*What is asked*
Restate all of the entries exactly, dropping any pictures they hold.

## BEGIN

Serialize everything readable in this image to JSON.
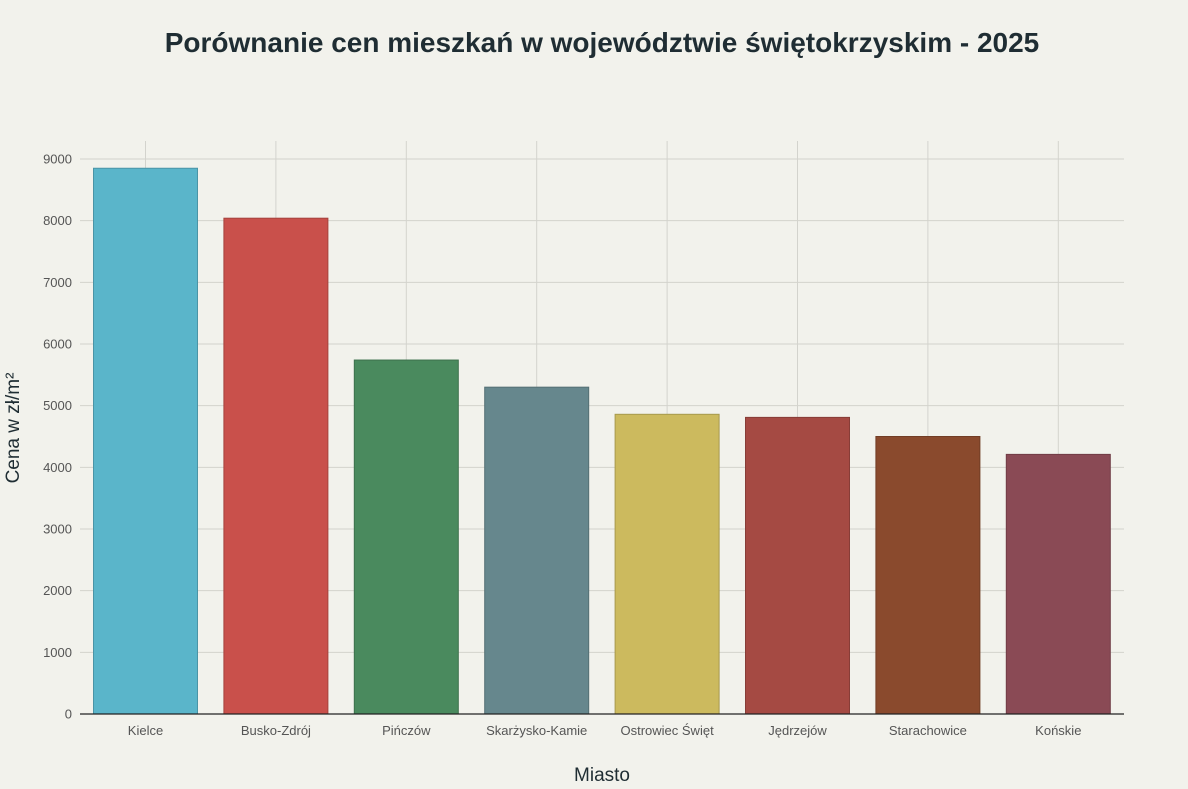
{
  "chart_data": {
    "type": "bar",
    "title": "Porównanie cen mieszkań w województwie świętokrzyskim - 2025",
    "xlabel": "Miasto",
    "ylabel": "Cena w zł/m²",
    "categories": [
      "Kielce",
      "Busko-Zdrój",
      "Pińczów",
      "Skarżysko-Kamie",
      "Ostrowiec Święt",
      "Jędrzejów",
      "Starachowice",
      "Końskie"
    ],
    "values": [
      8850,
      8040,
      5740,
      5300,
      4860,
      4810,
      4500,
      4210
    ],
    "colors": [
      "#5ab5ca",
      "#c9504b",
      "#4a8a5e",
      "#66878d",
      "#ccba5e",
      "#a54a43",
      "#8a4a2d",
      "#8a4a55"
    ],
    "ylim": [
      0,
      9000
    ],
    "yticks": [
      0,
      1000,
      2000,
      3000,
      4000,
      5000,
      6000,
      7000,
      8000,
      9000
    ],
    "grid": true,
    "legend": "none"
  }
}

## END

*Exercise answer*
Serialize everything readable in this image to JSON.
{
  "chart_data": {
    "type": "bar",
    "title": "Porównanie cen mieszkań w województwie świętokrzyskim - 2025",
    "xlabel": "Miasto",
    "ylabel": "Cena w zł/m²",
    "categories": [
      "Kielce",
      "Busko-Zdrój",
      "Pińczów",
      "Skarżysko-Kamie",
      "Ostrowiec Święt",
      "Jędrzejów",
      "Starachowice",
      "Końskie"
    ],
    "values": [
      8850,
      8040,
      5740,
      5300,
      4860,
      4810,
      4500,
      4210
    ],
    "colors": [
      "#5ab5ca",
      "#c9504b",
      "#4a8a5e",
      "#66878d",
      "#ccba5e",
      "#a54a43",
      "#8a4a2d",
      "#8a4a55"
    ],
    "ylim": [
      0,
      9000
    ],
    "yticks": [
      0,
      1000,
      2000,
      3000,
      4000,
      5000,
      6000,
      7000,
      8000,
      9000
    ],
    "grid": true,
    "legend": "none"
  }
}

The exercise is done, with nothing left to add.